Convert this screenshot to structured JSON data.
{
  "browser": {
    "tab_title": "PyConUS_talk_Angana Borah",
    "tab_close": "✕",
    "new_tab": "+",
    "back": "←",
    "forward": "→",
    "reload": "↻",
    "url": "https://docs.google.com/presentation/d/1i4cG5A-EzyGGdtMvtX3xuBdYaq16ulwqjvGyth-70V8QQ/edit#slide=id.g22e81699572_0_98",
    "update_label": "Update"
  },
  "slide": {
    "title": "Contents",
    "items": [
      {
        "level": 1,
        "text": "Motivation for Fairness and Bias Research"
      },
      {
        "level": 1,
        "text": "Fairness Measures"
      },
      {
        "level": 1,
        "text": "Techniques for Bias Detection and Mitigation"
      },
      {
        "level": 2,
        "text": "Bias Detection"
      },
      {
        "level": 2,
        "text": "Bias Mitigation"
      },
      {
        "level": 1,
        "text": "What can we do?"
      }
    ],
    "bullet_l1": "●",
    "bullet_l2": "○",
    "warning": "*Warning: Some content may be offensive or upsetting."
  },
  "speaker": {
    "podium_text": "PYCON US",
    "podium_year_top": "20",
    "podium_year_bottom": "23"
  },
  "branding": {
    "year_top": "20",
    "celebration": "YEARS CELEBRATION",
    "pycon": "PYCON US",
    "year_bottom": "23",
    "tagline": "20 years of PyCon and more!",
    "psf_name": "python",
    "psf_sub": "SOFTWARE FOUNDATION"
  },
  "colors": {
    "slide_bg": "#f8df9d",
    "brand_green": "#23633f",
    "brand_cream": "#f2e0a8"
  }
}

————————

- _Exercise goal_
All of the entries above need to be reproduced exactly.

- _Output of the exercise_
Convert this screenshot to structured JSON data.
{
  "browser": {
    "tab_title": "PyConUS_talk_Angana Borah",
    "tab_close": "✕",
    "new_tab": "+",
    "back": "←",
    "forward": "→",
    "reload": "↻",
    "url": "https://docs.google.com/presentation/d/1i4cG5A-EzyGGdtMvtX3xuBdYaq16ulwqjvGyth-70V8QQ/edit#slide=id.g22e81699572_0_98",
    "update_label": "Update"
  },
  "slide": {
    "title": "Contents",
    "items": [
      {
        "level": 1,
        "text": "Motivation for Fairness and Bias Research"
      },
      {
        "level": 1,
        "text": "Fairness Measures"
      },
      {
        "level": 1,
        "text": "Techniques for Bias Detection and Mitigation"
      },
      {
        "level": 2,
        "text": "Bias Detection"
      },
      {
        "level": 2,
        "text": "Bias Mitigation"
      },
      {
        "level": 1,
        "text": "What can we do?"
      }
    ],
    "bullet_l1": "●",
    "bullet_l2": "○",
    "warning": "*Warning: Some content may be offensive or upsetting."
  },
  "speaker": {
    "podium_text": "PYCON US",
    "podium_year_top": "20",
    "podium_year_bottom": "23"
  },
  "branding": {
    "year_top": "20",
    "celebration": "YEARS CELEBRATION",
    "pycon": "PYCON US",
    "year_bottom": "23",
    "tagline": "20 years of PyCon and more!",
    "psf_name": "python",
    "psf_sub": "SOFTWARE FOUNDATION"
  },
  "colors": {
    "slide_bg": "#f8df9d",
    "brand_green": "#23633f",
    "brand_cream": "#f2e0a8"
  }
}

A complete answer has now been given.